Aim of the task: Check every line of the data below for the string "File", and copy the ones that hold it.

Listed records:

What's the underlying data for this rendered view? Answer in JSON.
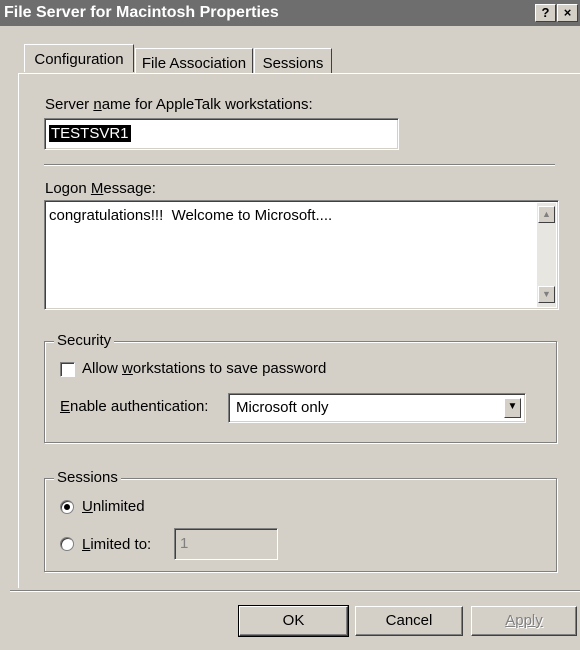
{
  "window": {
    "title": "File Server for Macintosh Properties",
    "help_label": "?",
    "close_label": "×"
  },
  "tabs": [
    {
      "label": "Configuration",
      "selected": true
    },
    {
      "label": "File Association",
      "selected": false
    },
    {
      "label": "Sessions",
      "selected": false
    }
  ],
  "server_name": {
    "label_pre": "Server ",
    "label_accel": "n",
    "label_post": "ame for AppleTalk workstations:",
    "value": "TESTSVR1"
  },
  "logon": {
    "label_pre": "Logon ",
    "label_accel": "M",
    "label_post": "essage:",
    "value": "congratulations!!!  Welcome to Microsoft...."
  },
  "security": {
    "caption": "Security",
    "save_password_pre": "Allow ",
    "save_password_accel": "w",
    "save_password_post": "orkstations to save password",
    "save_password_checked": false,
    "auth_accel": "E",
    "auth_post": "nable authentication:",
    "auth_value": "Microsoft only"
  },
  "sessions": {
    "caption": "Sessions",
    "unlimited_accel": "U",
    "unlimited_post": "nlimited",
    "unlimited_selected": true,
    "limited_accel": "L",
    "limited_post": "imited to:",
    "limited_value": "1"
  },
  "buttons": {
    "ok": "OK",
    "cancel": "Cancel",
    "apply": "Apply"
  }
}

Result of the exercise:
    "title": "File Server for Macintosh Properties",
      "label": "File Association",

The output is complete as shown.